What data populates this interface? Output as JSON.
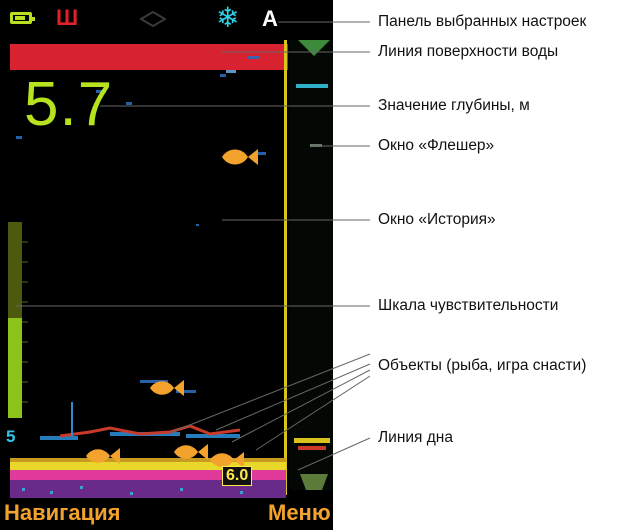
{
  "screen": {
    "status_bar": {
      "icons": [
        "battery-icon",
        "sh-icon",
        "fish-icon",
        "snowflake-icon"
      ],
      "sh_label": "Ш",
      "mode_label": "A"
    },
    "depth_value": "5.7",
    "scale_mark": "5",
    "bottom_depth_tag": "6.0",
    "softkeys": {
      "left_label": "Навигация",
      "right_label": "Меню"
    },
    "colors": {
      "accent_green": "#b6e21e",
      "surface_red": "#d8222f",
      "cursor_yellow": "#d8c41c",
      "fish_orange": "#f3a22d",
      "snow_cyan": "#31d1e6"
    }
  },
  "callouts": {
    "settings_panel": "Панель выбранных настроек",
    "surface_line": "Линия поверхности воды",
    "depth_value": "Значение глубины, м",
    "flasher_window": "Окно «Флешер»",
    "history_window": "Окно «История»",
    "sensitivity_scale": "Шкала чувствительности",
    "objects": "Объекты (рыба, игра снасти)",
    "bottom_line": "Линия дна"
  }
}
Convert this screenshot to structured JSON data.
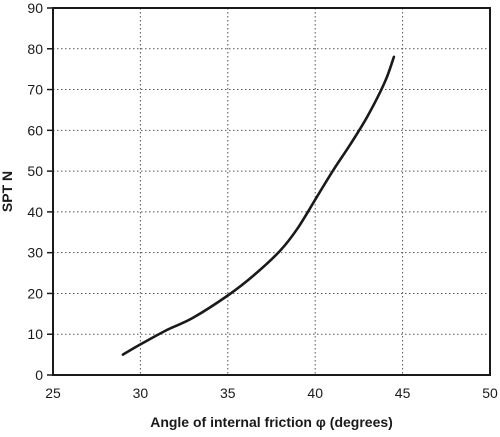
{
  "chart_data": {
    "type": "line",
    "title": "",
    "xlabel": "Angle of internal friction φ (degrees)",
    "ylabel": "SPT N",
    "xlim": [
      25,
      50
    ],
    "ylim": [
      0,
      90
    ],
    "x_ticks": [
      25,
      30,
      35,
      40,
      45,
      50
    ],
    "y_ticks": [
      0,
      10,
      20,
      30,
      40,
      50,
      60,
      70,
      80,
      90
    ],
    "grid": true,
    "grid_style": "dotted",
    "legend": "none",
    "series": [
      {
        "color": "#1a1a1a",
        "x": [
          29.0,
          30.0,
          31.5,
          33.0,
          35.0,
          36.5,
          38.0,
          39.0,
          40.0,
          41.0,
          42.0,
          43.0,
          44.0,
          44.5
        ],
        "y": [
          5,
          7.5,
          11,
          14,
          19.5,
          24.5,
          30.5,
          36,
          43,
          50,
          56.5,
          63.5,
          72,
          78
        ]
      }
    ]
  }
}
————————
## Task description
Print each entry shown above with exact wording and no pictures.

## Expected answer
What data populates this interface? Output as JSON.
{
  "screen": {
    "status_bar": {
      "icons": [
        "battery-icon",
        "sh-icon",
        "fish-icon",
        "snowflake-icon"
      ],
      "sh_label": "Ш",
      "mode_label": "A"
    },
    "depth_value": "5.7",
    "scale_mark": "5",
    "bottom_depth_tag": "6.0",
    "softkeys": {
      "left_label": "Навигация",
      "right_label": "Меню"
    },
    "colors": {
      "accent_green": "#b6e21e",
      "surface_red": "#d8222f",
      "cursor_yellow": "#d8c41c",
      "fish_orange": "#f3a22d",
      "snow_cyan": "#31d1e6"
    }
  },
  "callouts": {
    "settings_panel": "Панель выбранных настроек",
    "surface_line": "Линия поверхности воды",
    "depth_value": "Значение глубины, м",
    "flasher_window": "Окно «Флешер»",
    "history_window": "Окно «История»",
    "sensitivity_scale": "Шкала чувствительности",
    "objects": "Объекты (рыба, игра снасти)",
    "bottom_line": "Линия дна"
  }
}
Convert this screenshot to structured JSON data.
{
  "chart_data": {
    "type": "line",
    "title": "",
    "xlabel": "Angle of internal friction φ (degrees)",
    "ylabel": "SPT N",
    "xlim": [
      25,
      50
    ],
    "ylim": [
      0,
      90
    ],
    "x_ticks": [
      25,
      30,
      35,
      40,
      45,
      50
    ],
    "y_ticks": [
      0,
      10,
      20,
      30,
      40,
      50,
      60,
      70,
      80,
      90
    ],
    "grid": true,
    "grid_style": "dotted",
    "legend": "none",
    "series": [
      {
        "color": "#1a1a1a",
        "x": [
          29.0,
          30.0,
          31.5,
          33.0,
          35.0,
          36.5,
          38.0,
          39.0,
          40.0,
          41.0,
          42.0,
          43.0,
          44.0,
          44.5
        ],
        "y": [
          5,
          7.5,
          11,
          14,
          19.5,
          24.5,
          30.5,
          36,
          43,
          50,
          56.5,
          63.5,
          72,
          78
        ]
      }
    ]
  }
}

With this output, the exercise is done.